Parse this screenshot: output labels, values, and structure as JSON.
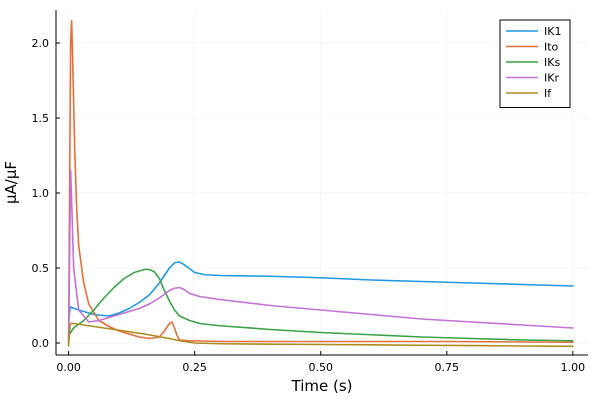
{
  "chart_data": {
    "type": "line",
    "title": "",
    "xlabel": "Time (s)",
    "ylabel": "μA/μF",
    "xlim": [
      -0.025,
      1.03
    ],
    "ylim": [
      -0.08,
      2.22
    ],
    "xticks": [
      0.0,
      0.25,
      0.5,
      0.75,
      1.0
    ],
    "xtick_labels": [
      "0.00",
      "0.25",
      "0.50",
      "0.75",
      "1.00"
    ],
    "yticks": [
      0.0,
      0.5,
      1.0,
      1.5,
      2.0
    ],
    "ytick_labels": [
      "0.0",
      "0.5",
      "1.0",
      "1.5",
      "2.0"
    ],
    "grid": true,
    "legend_position": "top-right",
    "series": [
      {
        "name": "IK1",
        "color": "#1f98e0",
        "x": [
          0.0,
          0.003,
          0.02,
          0.05,
          0.08,
          0.1,
          0.12,
          0.14,
          0.16,
          0.18,
          0.2,
          0.21,
          0.22,
          0.23,
          0.25,
          0.27,
          0.3,
          0.4,
          0.5,
          0.6,
          0.7,
          0.8,
          0.9,
          1.0
        ],
        "y": [
          0.14,
          0.24,
          0.22,
          0.19,
          0.18,
          0.2,
          0.23,
          0.27,
          0.32,
          0.4,
          0.5,
          0.535,
          0.54,
          0.52,
          0.47,
          0.455,
          0.45,
          0.445,
          0.435,
          0.42,
          0.41,
          0.4,
          0.39,
          0.38
        ]
      },
      {
        "name": "Ito",
        "color": "#e1703d",
        "x": [
          0.0,
          0.002,
          0.004,
          0.006,
          0.008,
          0.012,
          0.016,
          0.02,
          0.03,
          0.04,
          0.06,
          0.08,
          0.1,
          0.12,
          0.14,
          0.16,
          0.18,
          0.19,
          0.2,
          0.205,
          0.21,
          0.215,
          0.22,
          0.24,
          0.3,
          0.5,
          0.75,
          1.0
        ],
        "y": [
          0.0,
          1.0,
          2.0,
          2.15,
          1.9,
          1.3,
          0.9,
          0.65,
          0.4,
          0.26,
          0.15,
          0.11,
          0.08,
          0.06,
          0.04,
          0.03,
          0.04,
          0.08,
          0.13,
          0.14,
          0.1,
          0.05,
          0.02,
          0.015,
          0.01,
          0.01,
          0.01,
          0.005
        ]
      },
      {
        "name": "IKs",
        "color": "#3ca14a",
        "x": [
          0.0,
          0.01,
          0.03,
          0.05,
          0.07,
          0.09,
          0.11,
          0.13,
          0.15,
          0.16,
          0.17,
          0.18,
          0.19,
          0.2,
          0.21,
          0.22,
          0.24,
          0.26,
          0.3,
          0.4,
          0.5,
          0.6,
          0.7,
          0.8,
          0.9,
          1.0
        ],
        "y": [
          0.05,
          0.1,
          0.15,
          0.22,
          0.3,
          0.37,
          0.43,
          0.47,
          0.49,
          0.49,
          0.475,
          0.43,
          0.35,
          0.28,
          0.22,
          0.18,
          0.15,
          0.13,
          0.115,
          0.09,
          0.07,
          0.055,
          0.04,
          0.03,
          0.02,
          0.015
        ]
      },
      {
        "name": "IKr",
        "color": "#c172d4",
        "x": [
          0.0,
          0.002,
          0.004,
          0.006,
          0.01,
          0.02,
          0.04,
          0.06,
          0.08,
          0.1,
          0.12,
          0.14,
          0.16,
          0.18,
          0.2,
          0.21,
          0.22,
          0.23,
          0.24,
          0.26,
          0.3,
          0.4,
          0.5,
          0.6,
          0.7,
          0.8,
          0.9,
          1.0
        ],
        "y": [
          0.0,
          0.6,
          1.15,
          0.95,
          0.5,
          0.22,
          0.14,
          0.15,
          0.17,
          0.19,
          0.21,
          0.23,
          0.26,
          0.3,
          0.35,
          0.365,
          0.37,
          0.355,
          0.33,
          0.31,
          0.29,
          0.25,
          0.22,
          0.19,
          0.16,
          0.14,
          0.12,
          0.1
        ]
      },
      {
        "name": "If",
        "color": "#ad8b1e",
        "x": [
          0.0,
          0.003,
          0.01,
          0.03,
          0.06,
          0.1,
          0.15,
          0.2,
          0.22,
          0.25,
          0.3,
          0.4,
          0.5,
          0.6,
          0.7,
          0.8,
          0.9,
          1.0
        ],
        "y": [
          -0.02,
          0.13,
          0.13,
          0.12,
          0.105,
          0.085,
          0.06,
          0.03,
          0.015,
          0.0,
          -0.005,
          -0.008,
          -0.01,
          -0.012,
          -0.015,
          -0.017,
          -0.02,
          -0.022
        ]
      }
    ]
  }
}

# Task description
Copy every line above that holds the word "name".

# Response to the exercise
        "name": "IK1",
        "name": "Ito",
        "name": "IKs",
        "name": "IKr",
        "name": "If",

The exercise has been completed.